Determine how many lines contain the string "values". Reply with that figure and nothing else.

*RECORD EXCERPTS*
===============

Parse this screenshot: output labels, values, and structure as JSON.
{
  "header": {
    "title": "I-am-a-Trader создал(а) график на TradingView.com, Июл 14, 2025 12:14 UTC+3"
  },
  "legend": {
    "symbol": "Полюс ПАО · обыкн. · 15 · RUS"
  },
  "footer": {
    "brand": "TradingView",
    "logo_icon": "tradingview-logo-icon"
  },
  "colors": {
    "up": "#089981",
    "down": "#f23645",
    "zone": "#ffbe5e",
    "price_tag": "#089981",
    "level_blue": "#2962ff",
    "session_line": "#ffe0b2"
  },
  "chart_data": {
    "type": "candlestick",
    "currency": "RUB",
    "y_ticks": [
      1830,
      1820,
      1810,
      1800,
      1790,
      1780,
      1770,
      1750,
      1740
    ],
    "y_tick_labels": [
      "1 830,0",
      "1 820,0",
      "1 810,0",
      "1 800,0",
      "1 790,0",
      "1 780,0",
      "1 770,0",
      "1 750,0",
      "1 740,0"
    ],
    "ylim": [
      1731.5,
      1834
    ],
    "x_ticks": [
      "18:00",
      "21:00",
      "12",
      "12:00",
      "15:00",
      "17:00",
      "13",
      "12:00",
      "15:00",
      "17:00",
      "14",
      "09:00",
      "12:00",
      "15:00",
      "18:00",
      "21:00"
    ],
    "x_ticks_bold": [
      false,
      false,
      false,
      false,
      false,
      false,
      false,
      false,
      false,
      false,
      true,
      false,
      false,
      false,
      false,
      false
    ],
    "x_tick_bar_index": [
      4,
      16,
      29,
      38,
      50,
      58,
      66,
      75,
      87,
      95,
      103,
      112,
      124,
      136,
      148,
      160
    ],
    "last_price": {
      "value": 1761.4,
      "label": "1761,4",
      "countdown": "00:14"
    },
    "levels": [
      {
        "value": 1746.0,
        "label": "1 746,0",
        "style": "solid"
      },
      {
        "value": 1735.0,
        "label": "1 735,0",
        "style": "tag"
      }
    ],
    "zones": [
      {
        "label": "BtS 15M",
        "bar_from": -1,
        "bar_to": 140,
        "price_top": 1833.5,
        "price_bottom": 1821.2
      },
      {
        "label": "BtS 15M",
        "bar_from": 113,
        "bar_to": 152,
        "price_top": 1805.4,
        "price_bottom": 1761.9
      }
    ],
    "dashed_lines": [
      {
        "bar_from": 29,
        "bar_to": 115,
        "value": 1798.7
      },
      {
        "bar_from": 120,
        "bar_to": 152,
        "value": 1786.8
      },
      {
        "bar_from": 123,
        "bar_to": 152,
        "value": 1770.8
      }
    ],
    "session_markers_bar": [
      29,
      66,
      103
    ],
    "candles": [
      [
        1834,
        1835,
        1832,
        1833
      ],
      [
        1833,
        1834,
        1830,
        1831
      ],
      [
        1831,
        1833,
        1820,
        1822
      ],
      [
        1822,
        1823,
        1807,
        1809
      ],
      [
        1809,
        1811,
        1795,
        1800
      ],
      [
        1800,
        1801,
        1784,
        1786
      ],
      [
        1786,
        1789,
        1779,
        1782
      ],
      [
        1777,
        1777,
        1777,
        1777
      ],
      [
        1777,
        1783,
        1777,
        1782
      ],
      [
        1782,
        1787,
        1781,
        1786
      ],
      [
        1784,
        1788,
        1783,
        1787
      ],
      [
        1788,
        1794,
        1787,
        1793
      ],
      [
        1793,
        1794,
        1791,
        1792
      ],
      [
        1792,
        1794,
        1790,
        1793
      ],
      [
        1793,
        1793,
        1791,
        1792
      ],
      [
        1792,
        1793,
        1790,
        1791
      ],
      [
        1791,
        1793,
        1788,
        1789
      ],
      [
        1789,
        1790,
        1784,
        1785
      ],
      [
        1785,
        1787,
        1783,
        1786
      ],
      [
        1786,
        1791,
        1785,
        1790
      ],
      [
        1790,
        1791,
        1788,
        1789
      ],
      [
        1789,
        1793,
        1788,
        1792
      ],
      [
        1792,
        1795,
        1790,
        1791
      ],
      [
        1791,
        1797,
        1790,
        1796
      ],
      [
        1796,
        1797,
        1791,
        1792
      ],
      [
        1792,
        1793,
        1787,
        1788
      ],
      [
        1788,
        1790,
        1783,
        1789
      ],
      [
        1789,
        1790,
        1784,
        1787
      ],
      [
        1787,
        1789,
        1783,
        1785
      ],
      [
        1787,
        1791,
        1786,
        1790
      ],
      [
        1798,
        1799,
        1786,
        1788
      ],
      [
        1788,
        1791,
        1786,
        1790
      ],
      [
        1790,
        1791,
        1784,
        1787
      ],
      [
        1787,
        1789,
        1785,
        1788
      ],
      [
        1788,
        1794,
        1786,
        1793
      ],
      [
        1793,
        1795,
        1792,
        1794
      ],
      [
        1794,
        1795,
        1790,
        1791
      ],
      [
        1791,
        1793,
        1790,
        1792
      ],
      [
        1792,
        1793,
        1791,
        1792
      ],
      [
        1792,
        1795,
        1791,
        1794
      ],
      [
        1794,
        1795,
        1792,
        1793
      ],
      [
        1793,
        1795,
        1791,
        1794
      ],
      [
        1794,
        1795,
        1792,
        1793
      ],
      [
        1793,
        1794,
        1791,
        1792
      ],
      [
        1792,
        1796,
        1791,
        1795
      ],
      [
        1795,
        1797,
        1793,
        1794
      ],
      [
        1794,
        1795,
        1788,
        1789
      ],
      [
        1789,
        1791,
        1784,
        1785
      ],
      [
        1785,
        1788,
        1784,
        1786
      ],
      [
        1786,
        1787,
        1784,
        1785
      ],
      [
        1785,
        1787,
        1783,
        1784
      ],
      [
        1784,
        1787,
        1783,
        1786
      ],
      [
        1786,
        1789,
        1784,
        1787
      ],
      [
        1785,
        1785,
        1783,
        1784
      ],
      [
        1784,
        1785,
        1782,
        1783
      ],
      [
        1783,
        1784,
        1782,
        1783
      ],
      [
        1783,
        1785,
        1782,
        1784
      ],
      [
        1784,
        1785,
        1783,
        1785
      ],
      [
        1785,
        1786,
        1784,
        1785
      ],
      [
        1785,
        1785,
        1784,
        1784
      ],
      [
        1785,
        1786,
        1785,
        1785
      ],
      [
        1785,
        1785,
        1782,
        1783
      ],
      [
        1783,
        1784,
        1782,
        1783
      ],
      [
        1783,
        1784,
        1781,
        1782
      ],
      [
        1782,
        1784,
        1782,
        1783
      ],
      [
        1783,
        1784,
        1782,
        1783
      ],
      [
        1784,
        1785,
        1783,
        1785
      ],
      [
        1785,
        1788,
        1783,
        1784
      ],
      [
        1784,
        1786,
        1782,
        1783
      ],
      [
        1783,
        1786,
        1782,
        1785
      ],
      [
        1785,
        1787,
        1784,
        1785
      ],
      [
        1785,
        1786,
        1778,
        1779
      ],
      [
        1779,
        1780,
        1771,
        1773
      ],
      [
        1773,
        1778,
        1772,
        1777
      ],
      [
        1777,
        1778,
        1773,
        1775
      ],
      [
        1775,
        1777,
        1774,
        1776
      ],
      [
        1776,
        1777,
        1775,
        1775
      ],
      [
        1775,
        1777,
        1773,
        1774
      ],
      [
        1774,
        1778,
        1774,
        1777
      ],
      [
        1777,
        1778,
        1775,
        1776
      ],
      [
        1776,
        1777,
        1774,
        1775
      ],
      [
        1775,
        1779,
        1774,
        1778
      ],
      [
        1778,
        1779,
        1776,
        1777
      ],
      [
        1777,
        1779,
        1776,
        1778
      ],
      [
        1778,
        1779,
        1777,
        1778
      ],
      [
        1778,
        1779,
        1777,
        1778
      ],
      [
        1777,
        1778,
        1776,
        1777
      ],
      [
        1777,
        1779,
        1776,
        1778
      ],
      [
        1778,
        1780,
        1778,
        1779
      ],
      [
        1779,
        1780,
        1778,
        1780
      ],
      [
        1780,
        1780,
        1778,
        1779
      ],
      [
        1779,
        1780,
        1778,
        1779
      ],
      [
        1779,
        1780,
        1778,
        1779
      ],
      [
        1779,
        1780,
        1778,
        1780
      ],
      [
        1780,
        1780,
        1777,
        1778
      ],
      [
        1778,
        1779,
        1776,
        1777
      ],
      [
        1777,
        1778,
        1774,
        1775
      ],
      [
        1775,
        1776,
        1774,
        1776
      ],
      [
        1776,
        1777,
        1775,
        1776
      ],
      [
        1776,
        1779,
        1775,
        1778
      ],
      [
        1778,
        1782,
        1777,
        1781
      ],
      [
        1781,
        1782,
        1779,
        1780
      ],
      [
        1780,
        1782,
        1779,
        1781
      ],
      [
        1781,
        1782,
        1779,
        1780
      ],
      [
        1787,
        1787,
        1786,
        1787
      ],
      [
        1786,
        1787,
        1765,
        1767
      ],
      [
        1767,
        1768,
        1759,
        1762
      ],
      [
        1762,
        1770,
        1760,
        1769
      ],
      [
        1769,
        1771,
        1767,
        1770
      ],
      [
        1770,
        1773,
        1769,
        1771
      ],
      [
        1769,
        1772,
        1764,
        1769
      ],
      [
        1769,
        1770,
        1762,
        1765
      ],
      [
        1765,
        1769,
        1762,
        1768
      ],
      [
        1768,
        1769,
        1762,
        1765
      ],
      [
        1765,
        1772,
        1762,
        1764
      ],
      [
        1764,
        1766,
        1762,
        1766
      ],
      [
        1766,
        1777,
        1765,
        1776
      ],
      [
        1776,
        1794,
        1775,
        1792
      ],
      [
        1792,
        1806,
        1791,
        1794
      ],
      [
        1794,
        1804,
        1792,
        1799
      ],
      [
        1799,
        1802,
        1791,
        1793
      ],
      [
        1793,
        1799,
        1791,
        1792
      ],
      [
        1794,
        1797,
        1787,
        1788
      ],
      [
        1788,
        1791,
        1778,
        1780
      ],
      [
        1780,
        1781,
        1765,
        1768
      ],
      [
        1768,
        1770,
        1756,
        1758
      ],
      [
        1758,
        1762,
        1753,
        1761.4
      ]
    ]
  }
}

===============

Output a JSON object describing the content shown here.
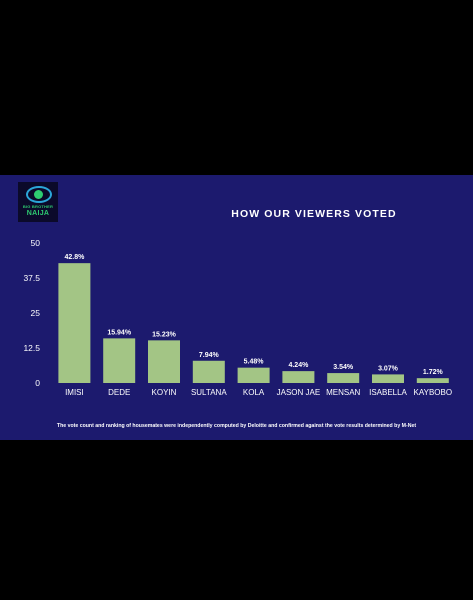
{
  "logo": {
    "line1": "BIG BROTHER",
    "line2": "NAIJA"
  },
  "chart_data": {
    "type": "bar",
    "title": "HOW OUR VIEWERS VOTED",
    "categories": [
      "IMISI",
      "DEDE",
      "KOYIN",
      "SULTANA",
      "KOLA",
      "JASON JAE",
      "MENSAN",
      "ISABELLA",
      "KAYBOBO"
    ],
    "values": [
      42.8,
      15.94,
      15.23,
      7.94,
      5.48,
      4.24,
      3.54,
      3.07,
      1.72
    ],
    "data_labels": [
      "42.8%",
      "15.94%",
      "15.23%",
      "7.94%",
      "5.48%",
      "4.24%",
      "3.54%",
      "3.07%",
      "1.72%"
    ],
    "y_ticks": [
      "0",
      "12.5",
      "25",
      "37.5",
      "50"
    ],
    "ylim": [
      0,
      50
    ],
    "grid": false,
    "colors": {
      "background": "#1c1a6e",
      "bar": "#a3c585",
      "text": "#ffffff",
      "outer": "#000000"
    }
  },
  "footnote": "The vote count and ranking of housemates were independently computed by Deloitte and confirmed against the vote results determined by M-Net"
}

===============

*RESULT OF THE EXERCISE*
2